● SET PROBLEM: Reproduce the records below in their entirety, character for character.
=== RAW RECORDS ===
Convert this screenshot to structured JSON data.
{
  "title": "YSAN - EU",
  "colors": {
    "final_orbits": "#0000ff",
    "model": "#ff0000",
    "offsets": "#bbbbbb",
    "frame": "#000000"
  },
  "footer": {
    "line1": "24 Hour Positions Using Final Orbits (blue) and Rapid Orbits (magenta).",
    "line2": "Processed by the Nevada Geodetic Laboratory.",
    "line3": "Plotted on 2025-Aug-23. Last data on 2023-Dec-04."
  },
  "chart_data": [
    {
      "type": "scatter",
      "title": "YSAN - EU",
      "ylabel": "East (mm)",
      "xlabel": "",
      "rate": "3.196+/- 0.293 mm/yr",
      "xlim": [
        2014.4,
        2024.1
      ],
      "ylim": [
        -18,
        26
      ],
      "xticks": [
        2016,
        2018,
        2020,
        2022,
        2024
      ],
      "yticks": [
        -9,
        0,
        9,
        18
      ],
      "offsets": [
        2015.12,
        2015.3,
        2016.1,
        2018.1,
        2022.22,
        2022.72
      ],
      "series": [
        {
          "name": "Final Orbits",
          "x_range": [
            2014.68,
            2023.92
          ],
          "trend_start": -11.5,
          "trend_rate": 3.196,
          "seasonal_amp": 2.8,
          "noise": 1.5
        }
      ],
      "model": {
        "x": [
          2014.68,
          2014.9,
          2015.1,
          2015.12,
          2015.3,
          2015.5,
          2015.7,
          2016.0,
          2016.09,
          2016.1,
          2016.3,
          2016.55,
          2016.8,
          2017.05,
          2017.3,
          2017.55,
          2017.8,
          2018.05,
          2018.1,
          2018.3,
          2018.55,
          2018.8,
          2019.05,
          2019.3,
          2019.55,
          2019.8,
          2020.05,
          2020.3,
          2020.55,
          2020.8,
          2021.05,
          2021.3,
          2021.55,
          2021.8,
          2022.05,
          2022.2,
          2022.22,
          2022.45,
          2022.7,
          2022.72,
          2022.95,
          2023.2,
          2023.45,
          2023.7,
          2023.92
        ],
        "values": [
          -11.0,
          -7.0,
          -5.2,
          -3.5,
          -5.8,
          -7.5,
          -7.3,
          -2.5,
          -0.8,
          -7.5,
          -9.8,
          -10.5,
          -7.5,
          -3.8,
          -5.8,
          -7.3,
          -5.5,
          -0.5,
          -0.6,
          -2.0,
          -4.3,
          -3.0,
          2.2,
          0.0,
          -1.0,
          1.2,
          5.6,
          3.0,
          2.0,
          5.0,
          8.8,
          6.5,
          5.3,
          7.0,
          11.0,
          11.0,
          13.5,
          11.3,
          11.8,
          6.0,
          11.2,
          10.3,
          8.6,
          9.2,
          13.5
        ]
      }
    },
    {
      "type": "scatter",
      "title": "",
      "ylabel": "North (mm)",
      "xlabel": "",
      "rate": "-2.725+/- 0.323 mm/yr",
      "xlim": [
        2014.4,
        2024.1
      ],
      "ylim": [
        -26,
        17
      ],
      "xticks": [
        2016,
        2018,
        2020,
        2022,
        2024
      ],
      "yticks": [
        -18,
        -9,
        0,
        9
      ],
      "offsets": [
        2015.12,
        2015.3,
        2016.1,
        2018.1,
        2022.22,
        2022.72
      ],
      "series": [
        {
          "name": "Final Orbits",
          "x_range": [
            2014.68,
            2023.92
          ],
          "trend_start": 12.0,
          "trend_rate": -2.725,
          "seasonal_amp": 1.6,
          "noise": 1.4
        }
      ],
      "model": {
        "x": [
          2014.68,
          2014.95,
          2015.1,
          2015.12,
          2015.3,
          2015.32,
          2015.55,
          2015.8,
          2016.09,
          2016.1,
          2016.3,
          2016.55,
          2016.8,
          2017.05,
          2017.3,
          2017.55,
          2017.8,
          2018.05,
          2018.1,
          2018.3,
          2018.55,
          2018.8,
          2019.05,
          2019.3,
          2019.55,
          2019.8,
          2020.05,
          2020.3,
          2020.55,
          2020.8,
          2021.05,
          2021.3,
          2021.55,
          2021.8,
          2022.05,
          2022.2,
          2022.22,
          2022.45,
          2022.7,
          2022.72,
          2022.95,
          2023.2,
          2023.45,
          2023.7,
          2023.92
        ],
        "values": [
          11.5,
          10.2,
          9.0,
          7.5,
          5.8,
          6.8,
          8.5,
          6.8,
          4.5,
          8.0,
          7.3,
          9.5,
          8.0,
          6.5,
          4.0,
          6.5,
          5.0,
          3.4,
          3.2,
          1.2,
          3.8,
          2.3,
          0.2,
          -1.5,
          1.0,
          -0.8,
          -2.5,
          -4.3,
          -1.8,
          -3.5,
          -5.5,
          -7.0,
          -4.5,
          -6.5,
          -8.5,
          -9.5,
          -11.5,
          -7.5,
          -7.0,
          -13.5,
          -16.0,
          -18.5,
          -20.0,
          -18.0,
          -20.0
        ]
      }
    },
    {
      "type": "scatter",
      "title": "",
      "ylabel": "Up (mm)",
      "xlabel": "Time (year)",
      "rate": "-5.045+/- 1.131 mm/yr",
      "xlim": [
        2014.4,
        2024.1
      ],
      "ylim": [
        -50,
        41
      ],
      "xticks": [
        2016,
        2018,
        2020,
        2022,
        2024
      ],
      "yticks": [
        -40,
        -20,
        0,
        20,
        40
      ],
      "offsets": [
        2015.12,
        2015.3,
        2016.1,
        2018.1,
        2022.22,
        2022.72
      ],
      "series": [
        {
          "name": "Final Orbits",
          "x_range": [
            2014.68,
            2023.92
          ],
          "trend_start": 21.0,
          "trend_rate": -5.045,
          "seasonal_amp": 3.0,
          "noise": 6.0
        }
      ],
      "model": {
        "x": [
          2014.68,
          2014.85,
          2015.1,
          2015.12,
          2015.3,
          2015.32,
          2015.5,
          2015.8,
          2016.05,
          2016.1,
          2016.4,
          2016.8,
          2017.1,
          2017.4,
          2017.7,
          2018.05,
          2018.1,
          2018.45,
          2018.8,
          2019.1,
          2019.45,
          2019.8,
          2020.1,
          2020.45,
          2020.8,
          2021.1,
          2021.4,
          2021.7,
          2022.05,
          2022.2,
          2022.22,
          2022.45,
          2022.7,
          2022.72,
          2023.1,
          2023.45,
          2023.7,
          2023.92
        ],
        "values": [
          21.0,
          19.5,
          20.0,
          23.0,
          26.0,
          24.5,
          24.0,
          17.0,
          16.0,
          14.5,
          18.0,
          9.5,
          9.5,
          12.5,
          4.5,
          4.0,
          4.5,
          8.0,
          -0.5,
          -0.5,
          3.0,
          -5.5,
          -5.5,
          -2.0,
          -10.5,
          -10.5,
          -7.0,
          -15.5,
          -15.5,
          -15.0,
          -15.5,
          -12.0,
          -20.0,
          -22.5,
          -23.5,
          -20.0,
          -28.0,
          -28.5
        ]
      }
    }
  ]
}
===
● WRITTEN RESPONSE:
Convert this screenshot to structured JSON data.
{
  "title": "YSAN - EU",
  "colors": {
    "final_orbits": "#0000ff",
    "model": "#ff0000",
    "offsets": "#bbbbbb",
    "frame": "#000000"
  },
  "footer": {
    "line1": "24 Hour Positions Using Final Orbits (blue) and Rapid Orbits (magenta).",
    "line2": "Processed by the Nevada Geodetic Laboratory.",
    "line3": "Plotted on 2025-Aug-23. Last data on 2023-Dec-04."
  },
  "chart_data": [
    {
      "type": "scatter",
      "title": "YSAN - EU",
      "ylabel": "East (mm)",
      "xlabel": "",
      "rate": "3.196+/- 0.293 mm/yr",
      "xlim": [
        2014.4,
        2024.1
      ],
      "ylim": [
        -18,
        26
      ],
      "xticks": [
        2016,
        2018,
        2020,
        2022,
        2024
      ],
      "yticks": [
        -9,
        0,
        9,
        18
      ],
      "offsets": [
        2015.12,
        2015.3,
        2016.1,
        2018.1,
        2022.22,
        2022.72
      ],
      "series": [
        {
          "name": "Final Orbits",
          "x_range": [
            2014.68,
            2023.92
          ],
          "trend_start": -11.5,
          "trend_rate": 3.196,
          "seasonal_amp": 2.8,
          "noise": 1.5
        }
      ],
      "model": {
        "x": [
          2014.68,
          2014.9,
          2015.1,
          2015.12,
          2015.3,
          2015.5,
          2015.7,
          2016.0,
          2016.09,
          2016.1,
          2016.3,
          2016.55,
          2016.8,
          2017.05,
          2017.3,
          2017.55,
          2017.8,
          2018.05,
          2018.1,
          2018.3,
          2018.55,
          2018.8,
          2019.05,
          2019.3,
          2019.55,
          2019.8,
          2020.05,
          2020.3,
          2020.55,
          2020.8,
          2021.05,
          2021.3,
          2021.55,
          2021.8,
          2022.05,
          2022.2,
          2022.22,
          2022.45,
          2022.7,
          2022.72,
          2022.95,
          2023.2,
          2023.45,
          2023.7,
          2023.92
        ],
        "values": [
          -11.0,
          -7.0,
          -5.2,
          -3.5,
          -5.8,
          -7.5,
          -7.3,
          -2.5,
          -0.8,
          -7.5,
          -9.8,
          -10.5,
          -7.5,
          -3.8,
          -5.8,
          -7.3,
          -5.5,
          -0.5,
          -0.6,
          -2.0,
          -4.3,
          -3.0,
          2.2,
          0.0,
          -1.0,
          1.2,
          5.6,
          3.0,
          2.0,
          5.0,
          8.8,
          6.5,
          5.3,
          7.0,
          11.0,
          11.0,
          13.5,
          11.3,
          11.8,
          6.0,
          11.2,
          10.3,
          8.6,
          9.2,
          13.5
        ]
      }
    },
    {
      "type": "scatter",
      "title": "",
      "ylabel": "North (mm)",
      "xlabel": "",
      "rate": "-2.725+/- 0.323 mm/yr",
      "xlim": [
        2014.4,
        2024.1
      ],
      "ylim": [
        -26,
        17
      ],
      "xticks": [
        2016,
        2018,
        2020,
        2022,
        2024
      ],
      "yticks": [
        -18,
        -9,
        0,
        9
      ],
      "offsets": [
        2015.12,
        2015.3,
        2016.1,
        2018.1,
        2022.22,
        2022.72
      ],
      "series": [
        {
          "name": "Final Orbits",
          "x_range": [
            2014.68,
            2023.92
          ],
          "trend_start": 12.0,
          "trend_rate": -2.725,
          "seasonal_amp": 1.6,
          "noise": 1.4
        }
      ],
      "model": {
        "x": [
          2014.68,
          2014.95,
          2015.1,
          2015.12,
          2015.3,
          2015.32,
          2015.55,
          2015.8,
          2016.09,
          2016.1,
          2016.3,
          2016.55,
          2016.8,
          2017.05,
          2017.3,
          2017.55,
          2017.8,
          2018.05,
          2018.1,
          2018.3,
          2018.55,
          2018.8,
          2019.05,
          2019.3,
          2019.55,
          2019.8,
          2020.05,
          2020.3,
          2020.55,
          2020.8,
          2021.05,
          2021.3,
          2021.55,
          2021.8,
          2022.05,
          2022.2,
          2022.22,
          2022.45,
          2022.7,
          2022.72,
          2022.95,
          2023.2,
          2023.45,
          2023.7,
          2023.92
        ],
        "values": [
          11.5,
          10.2,
          9.0,
          7.5,
          5.8,
          6.8,
          8.5,
          6.8,
          4.5,
          8.0,
          7.3,
          9.5,
          8.0,
          6.5,
          4.0,
          6.5,
          5.0,
          3.4,
          3.2,
          1.2,
          3.8,
          2.3,
          0.2,
          -1.5,
          1.0,
          -0.8,
          -2.5,
          -4.3,
          -1.8,
          -3.5,
          -5.5,
          -7.0,
          -4.5,
          -6.5,
          -8.5,
          -9.5,
          -11.5,
          -7.5,
          -7.0,
          -13.5,
          -16.0,
          -18.5,
          -20.0,
          -18.0,
          -20.0
        ]
      }
    },
    {
      "type": "scatter",
      "title": "",
      "ylabel": "Up (mm)",
      "xlabel": "Time (year)",
      "rate": "-5.045+/- 1.131 mm/yr",
      "xlim": [
        2014.4,
        2024.1
      ],
      "ylim": [
        -50,
        41
      ],
      "xticks": [
        2016,
        2018,
        2020,
        2022,
        2024
      ],
      "yticks": [
        -40,
        -20,
        0,
        20,
        40
      ],
      "offsets": [
        2015.12,
        2015.3,
        2016.1,
        2018.1,
        2022.22,
        2022.72
      ],
      "series": [
        {
          "name": "Final Orbits",
          "x_range": [
            2014.68,
            2023.92
          ],
          "trend_start": 21.0,
          "trend_rate": -5.045,
          "seasonal_amp": 3.0,
          "noise": 6.0
        }
      ],
      "model": {
        "x": [
          2014.68,
          2014.85,
          2015.1,
          2015.12,
          2015.3,
          2015.32,
          2015.5,
          2015.8,
          2016.05,
          2016.1,
          2016.4,
          2016.8,
          2017.1,
          2017.4,
          2017.7,
          2018.05,
          2018.1,
          2018.45,
          2018.8,
          2019.1,
          2019.45,
          2019.8,
          2020.1,
          2020.45,
          2020.8,
          2021.1,
          2021.4,
          2021.7,
          2022.05,
          2022.2,
          2022.22,
          2022.45,
          2022.7,
          2022.72,
          2023.1,
          2023.45,
          2023.7,
          2023.92
        ],
        "values": [
          21.0,
          19.5,
          20.0,
          23.0,
          26.0,
          24.5,
          24.0,
          17.0,
          16.0,
          14.5,
          18.0,
          9.5,
          9.5,
          12.5,
          4.5,
          4.0,
          4.5,
          8.0,
          -0.5,
          -0.5,
          3.0,
          -5.5,
          -5.5,
          -2.0,
          -10.5,
          -10.5,
          -7.0,
          -15.5,
          -15.5,
          -15.0,
          -15.5,
          -12.0,
          -20.0,
          -22.5,
          -23.5,
          -20.0,
          -28.0,
          -28.5
        ]
      }
    }
  ]
}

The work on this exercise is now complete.